GIVEN PROBLEM - Below are records to be output exactly, every one of them.
· · · ·
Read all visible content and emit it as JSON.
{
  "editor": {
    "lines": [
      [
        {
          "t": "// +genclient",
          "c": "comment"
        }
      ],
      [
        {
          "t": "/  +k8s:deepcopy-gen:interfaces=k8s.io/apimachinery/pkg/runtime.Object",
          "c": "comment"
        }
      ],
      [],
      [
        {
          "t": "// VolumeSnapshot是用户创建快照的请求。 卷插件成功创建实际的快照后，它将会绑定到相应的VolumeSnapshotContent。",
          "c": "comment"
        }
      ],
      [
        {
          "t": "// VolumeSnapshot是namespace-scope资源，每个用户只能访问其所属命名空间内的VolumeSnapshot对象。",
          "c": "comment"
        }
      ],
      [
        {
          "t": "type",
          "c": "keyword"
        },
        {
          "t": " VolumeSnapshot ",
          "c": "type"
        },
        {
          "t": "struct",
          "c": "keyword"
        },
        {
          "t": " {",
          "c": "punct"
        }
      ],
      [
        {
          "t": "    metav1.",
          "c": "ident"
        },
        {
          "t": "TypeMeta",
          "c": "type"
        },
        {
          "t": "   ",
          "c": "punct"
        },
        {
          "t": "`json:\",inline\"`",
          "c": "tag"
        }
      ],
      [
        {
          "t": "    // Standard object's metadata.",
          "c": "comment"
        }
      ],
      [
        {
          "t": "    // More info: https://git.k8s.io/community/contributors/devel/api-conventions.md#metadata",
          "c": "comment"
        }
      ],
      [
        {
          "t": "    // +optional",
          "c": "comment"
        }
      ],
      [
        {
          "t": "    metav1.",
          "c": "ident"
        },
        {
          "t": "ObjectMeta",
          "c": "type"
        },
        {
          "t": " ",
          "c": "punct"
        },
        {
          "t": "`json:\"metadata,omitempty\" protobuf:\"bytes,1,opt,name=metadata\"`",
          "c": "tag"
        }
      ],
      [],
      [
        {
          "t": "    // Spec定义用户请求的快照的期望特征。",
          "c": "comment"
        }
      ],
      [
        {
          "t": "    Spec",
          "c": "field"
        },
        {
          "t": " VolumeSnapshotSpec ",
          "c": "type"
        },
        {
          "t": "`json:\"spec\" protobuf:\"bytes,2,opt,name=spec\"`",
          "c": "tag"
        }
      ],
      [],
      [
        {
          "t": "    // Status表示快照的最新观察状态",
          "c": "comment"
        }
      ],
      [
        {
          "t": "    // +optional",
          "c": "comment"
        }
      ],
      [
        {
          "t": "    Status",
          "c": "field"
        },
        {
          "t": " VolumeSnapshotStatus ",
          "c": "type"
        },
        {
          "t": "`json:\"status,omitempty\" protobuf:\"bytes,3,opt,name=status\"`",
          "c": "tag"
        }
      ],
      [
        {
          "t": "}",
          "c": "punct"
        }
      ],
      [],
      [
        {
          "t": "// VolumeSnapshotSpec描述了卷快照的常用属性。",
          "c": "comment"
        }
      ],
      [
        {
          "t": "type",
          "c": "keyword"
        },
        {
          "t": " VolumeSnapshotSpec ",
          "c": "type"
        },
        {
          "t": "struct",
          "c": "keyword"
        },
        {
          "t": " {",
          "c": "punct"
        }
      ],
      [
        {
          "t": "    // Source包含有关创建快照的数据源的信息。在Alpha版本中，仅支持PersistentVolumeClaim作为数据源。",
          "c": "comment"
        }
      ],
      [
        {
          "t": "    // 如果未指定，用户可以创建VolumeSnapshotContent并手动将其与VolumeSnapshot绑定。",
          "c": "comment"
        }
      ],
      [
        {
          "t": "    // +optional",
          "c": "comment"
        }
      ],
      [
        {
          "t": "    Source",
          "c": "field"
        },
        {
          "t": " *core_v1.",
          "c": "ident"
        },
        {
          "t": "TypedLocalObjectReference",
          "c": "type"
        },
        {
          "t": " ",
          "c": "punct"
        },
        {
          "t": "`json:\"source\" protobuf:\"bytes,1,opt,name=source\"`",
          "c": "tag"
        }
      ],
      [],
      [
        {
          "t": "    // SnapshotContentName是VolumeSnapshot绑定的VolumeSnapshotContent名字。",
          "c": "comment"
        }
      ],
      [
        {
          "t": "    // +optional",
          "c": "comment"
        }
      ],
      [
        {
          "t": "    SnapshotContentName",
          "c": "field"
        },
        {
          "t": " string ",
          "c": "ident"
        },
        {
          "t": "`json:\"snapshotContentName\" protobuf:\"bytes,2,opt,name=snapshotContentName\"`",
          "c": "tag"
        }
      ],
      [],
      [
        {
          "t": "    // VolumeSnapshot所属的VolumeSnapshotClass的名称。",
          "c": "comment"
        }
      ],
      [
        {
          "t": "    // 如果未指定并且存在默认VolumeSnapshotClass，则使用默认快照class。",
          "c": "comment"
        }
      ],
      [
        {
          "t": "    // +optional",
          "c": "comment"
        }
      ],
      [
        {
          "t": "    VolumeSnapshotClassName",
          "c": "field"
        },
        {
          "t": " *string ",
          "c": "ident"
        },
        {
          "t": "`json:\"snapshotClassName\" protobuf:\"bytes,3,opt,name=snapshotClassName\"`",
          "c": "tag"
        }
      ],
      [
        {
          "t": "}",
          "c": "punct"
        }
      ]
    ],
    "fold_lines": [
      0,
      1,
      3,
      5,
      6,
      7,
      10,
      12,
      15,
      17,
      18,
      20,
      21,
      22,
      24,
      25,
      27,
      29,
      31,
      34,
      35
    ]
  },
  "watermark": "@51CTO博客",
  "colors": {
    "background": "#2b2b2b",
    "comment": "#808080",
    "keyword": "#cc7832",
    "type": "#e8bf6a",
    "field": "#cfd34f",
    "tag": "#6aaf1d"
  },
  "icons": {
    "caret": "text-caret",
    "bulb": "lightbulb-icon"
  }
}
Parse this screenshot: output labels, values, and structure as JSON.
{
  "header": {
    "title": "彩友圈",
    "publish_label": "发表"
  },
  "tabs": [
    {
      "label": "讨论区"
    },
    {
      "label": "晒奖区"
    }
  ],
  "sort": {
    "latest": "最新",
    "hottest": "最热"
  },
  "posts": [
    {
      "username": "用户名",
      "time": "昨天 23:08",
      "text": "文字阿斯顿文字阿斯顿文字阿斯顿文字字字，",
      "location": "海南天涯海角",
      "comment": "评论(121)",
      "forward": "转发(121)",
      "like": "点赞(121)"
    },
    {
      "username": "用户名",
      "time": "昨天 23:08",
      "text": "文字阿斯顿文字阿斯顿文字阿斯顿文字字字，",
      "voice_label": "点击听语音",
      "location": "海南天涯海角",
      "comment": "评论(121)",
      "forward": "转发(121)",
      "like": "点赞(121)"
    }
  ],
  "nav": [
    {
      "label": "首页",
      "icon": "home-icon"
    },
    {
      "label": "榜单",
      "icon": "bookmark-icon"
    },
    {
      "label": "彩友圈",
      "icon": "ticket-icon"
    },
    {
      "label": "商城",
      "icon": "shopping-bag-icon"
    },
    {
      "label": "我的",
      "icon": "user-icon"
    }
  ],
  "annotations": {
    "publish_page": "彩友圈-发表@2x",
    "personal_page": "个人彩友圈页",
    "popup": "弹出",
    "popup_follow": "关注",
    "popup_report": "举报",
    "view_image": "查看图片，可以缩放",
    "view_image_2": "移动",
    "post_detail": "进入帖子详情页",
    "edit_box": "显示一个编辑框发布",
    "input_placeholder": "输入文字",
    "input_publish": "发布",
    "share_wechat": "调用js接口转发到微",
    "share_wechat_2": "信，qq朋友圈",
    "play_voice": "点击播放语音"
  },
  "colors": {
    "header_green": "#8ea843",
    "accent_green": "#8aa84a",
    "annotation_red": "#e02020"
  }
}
· · · ·
SOLUTION TO THIS TASK -
Read all visible content and emit it as JSON.
{
  "editor": {
    "lines": [
      [
        {
          "t": "// +genclient",
          "c": "comment"
        }
      ],
      [
        {
          "t": "/  +k8s:deepcopy-gen:interfaces=k8s.io/apimachinery/pkg/runtime.Object",
          "c": "comment"
        }
      ],
      [],
      [
        {
          "t": "// VolumeSnapshot是用户创建快照的请求。 卷插件成功创建实际的快照后，它将会绑定到相应的VolumeSnapshotContent。",
          "c": "comment"
        }
      ],
      [
        {
          "t": "// VolumeSnapshot是namespace-scope资源，每个用户只能访问其所属命名空间内的VolumeSnapshot对象。",
          "c": "comment"
        }
      ],
      [
        {
          "t": "type",
          "c": "keyword"
        },
        {
          "t": " VolumeSnapshot ",
          "c": "type"
        },
        {
          "t": "struct",
          "c": "keyword"
        },
        {
          "t": " {",
          "c": "punct"
        }
      ],
      [
        {
          "t": "    metav1.",
          "c": "ident"
        },
        {
          "t": "TypeMeta",
          "c": "type"
        },
        {
          "t": "   ",
          "c": "punct"
        },
        {
          "t": "`json:\",inline\"`",
          "c": "tag"
        }
      ],
      [
        {
          "t": "    // Standard object's metadata.",
          "c": "comment"
        }
      ],
      [
        {
          "t": "    // More info: https://git.k8s.io/community/contributors/devel/api-conventions.md#metadata",
          "c": "comment"
        }
      ],
      [
        {
          "t": "    // +optional",
          "c": "comment"
        }
      ],
      [
        {
          "t": "    metav1.",
          "c": "ident"
        },
        {
          "t": "ObjectMeta",
          "c": "type"
        },
        {
          "t": " ",
          "c": "punct"
        },
        {
          "t": "`json:\"metadata,omitempty\" protobuf:\"bytes,1,opt,name=metadata\"`",
          "c": "tag"
        }
      ],
      [],
      [
        {
          "t": "    // Spec定义用户请求的快照的期望特征。",
          "c": "comment"
        }
      ],
      [
        {
          "t": "    Spec",
          "c": "field"
        },
        {
          "t": " VolumeSnapshotSpec ",
          "c": "type"
        },
        {
          "t": "`json:\"spec\" protobuf:\"bytes,2,opt,name=spec\"`",
          "c": "tag"
        }
      ],
      [],
      [
        {
          "t": "    // Status表示快照的最新观察状态",
          "c": "comment"
        }
      ],
      [
        {
          "t": "    // +optional",
          "c": "comment"
        }
      ],
      [
        {
          "t": "    Status",
          "c": "field"
        },
        {
          "t": " VolumeSnapshotStatus ",
          "c": "type"
        },
        {
          "t": "`json:\"status,omitempty\" protobuf:\"bytes,3,opt,name=status\"`",
          "c": "tag"
        }
      ],
      [
        {
          "t": "}",
          "c": "punct"
        }
      ],
      [],
      [
        {
          "t": "// VolumeSnapshotSpec描述了卷快照的常用属性。",
          "c": "comment"
        }
      ],
      [
        {
          "t": "type",
          "c": "keyword"
        },
        {
          "t": " VolumeSnapshotSpec ",
          "c": "type"
        },
        {
          "t": "struct",
          "c": "keyword"
        },
        {
          "t": " {",
          "c": "punct"
        }
      ],
      [
        {
          "t": "    // Source包含有关创建快照的数据源的信息。在Alpha版本中，仅支持PersistentVolumeClaim作为数据源。",
          "c": "comment"
        }
      ],
      [
        {
          "t": "    // 如果未指定，用户可以创建VolumeSnapshotContent并手动将其与VolumeSnapshot绑定。",
          "c": "comment"
        }
      ],
      [
        {
          "t": "    // +optional",
          "c": "comment"
        }
      ],
      [
        {
          "t": "    Source",
          "c": "field"
        },
        {
          "t": " *core_v1.",
          "c": "ident"
        },
        {
          "t": "TypedLocalObjectReference",
          "c": "type"
        },
        {
          "t": " ",
          "c": "punct"
        },
        {
          "t": "`json:\"source\" protobuf:\"bytes,1,opt,name=source\"`",
          "c": "tag"
        }
      ],
      [],
      [
        {
          "t": "    // SnapshotContentName是VolumeSnapshot绑定的VolumeSnapshotContent名字。",
          "c": "comment"
        }
      ],
      [
        {
          "t": "    // +optional",
          "c": "comment"
        }
      ],
      [
        {
          "t": "    SnapshotContentName",
          "c": "field"
        },
        {
          "t": " string ",
          "c": "ident"
        },
        {
          "t": "`json:\"snapshotContentName\" protobuf:\"bytes,2,opt,name=snapshotContentName\"`",
          "c": "tag"
        }
      ],
      [],
      [
        {
          "t": "    // VolumeSnapshot所属的VolumeSnapshotClass的名称。",
          "c": "comment"
        }
      ],
      [
        {
          "t": "    // 如果未指定并且存在默认VolumeSnapshotClass，则使用默认快照class。",
          "c": "comment"
        }
      ],
      [
        {
          "t": "    // +optional",
          "c": "comment"
        }
      ],
      [
        {
          "t": "    VolumeSnapshotClassName",
          "c": "field"
        },
        {
          "t": " *string ",
          "c": "ident"
        },
        {
          "t": "`json:\"snapshotClassName\" protobuf:\"bytes,3,opt,name=snapshotClassName\"`",
          "c": "tag"
        }
      ],
      [
        {
          "t": "}",
          "c": "punct"
        }
      ]
    ],
    "fold_lines": [
      0,
      1,
      3,
      5,
      6,
      7,
      10,
      12,
      15,
      17,
      18,
      20,
      21,
      22,
      24,
      25,
      27,
      29,
      31,
      34,
      35
    ]
  },
  "watermark": "@51CTO博客",
  "colors": {
    "background": "#2b2b2b",
    "comment": "#808080",
    "keyword": "#cc7832",
    "type": "#e8bf6a",
    "field": "#cfd34f",
    "tag": "#6aaf1d"
  },
  "icons": {
    "caret": "text-caret",
    "bulb": "lightbulb-icon"
  }
}
Parse this screenshot: output labels, values, and structure as JSON.
{
  "header": {
    "title": "彩友圈",
    "publish_label": "发表"
  },
  "tabs": [
    {
      "label": "讨论区"
    },
    {
      "label": "晒奖区"
    }
  ],
  "sort": {
    "latest": "最新",
    "hottest": "最热"
  },
  "posts": [
    {
      "username": "用户名",
      "time": "昨天 23:08",
      "text": "文字阿斯顿文字阿斯顿文字阿斯顿文字字字，",
      "location": "海南天涯海角",
      "comment": "评论(121)",
      "forward": "转发(121)",
      "like": "点赞(121)"
    },
    {
      "username": "用户名",
      "time": "昨天 23:08",
      "text": "文字阿斯顿文字阿斯顿文字阿斯顿文字字字，",
      "voice_label": "点击听语音",
      "location": "海南天涯海角",
      "comment": "评论(121)",
      "forward": "转发(121)",
      "like": "点赞(121)"
    }
  ],
  "nav": [
    {
      "label": "首页",
      "icon": "home-icon"
    },
    {
      "label": "榜单",
      "icon": "bookmark-icon"
    },
    {
      "label": "彩友圈",
      "icon": "ticket-icon"
    },
    {
      "label": "商城",
      "icon": "shopping-bag-icon"
    },
    {
      "label": "我的",
      "icon": "user-icon"
    }
  ],
  "annotations": {
    "publish_page": "彩友圈-发表@2x",
    "personal_page": "个人彩友圈页",
    "popup": "弹出",
    "popup_follow": "关注",
    "popup_report": "举报",
    "view_image": "查看图片，可以缩放",
    "view_image_2": "移动",
    "post_detail": "进入帖子详情页",
    "edit_box": "显示一个编辑框发布",
    "input_placeholder": "输入文字",
    "input_publish": "发布",
    "share_wechat": "调用js接口转发到微",
    "share_wechat_2": "信，qq朋友圈",
    "play_voice": "点击播放语音"
  },
  "colors": {
    "header_green": "#8ea843",
    "accent_green": "#8aa84a",
    "annotation_red": "#e02020"
  }
}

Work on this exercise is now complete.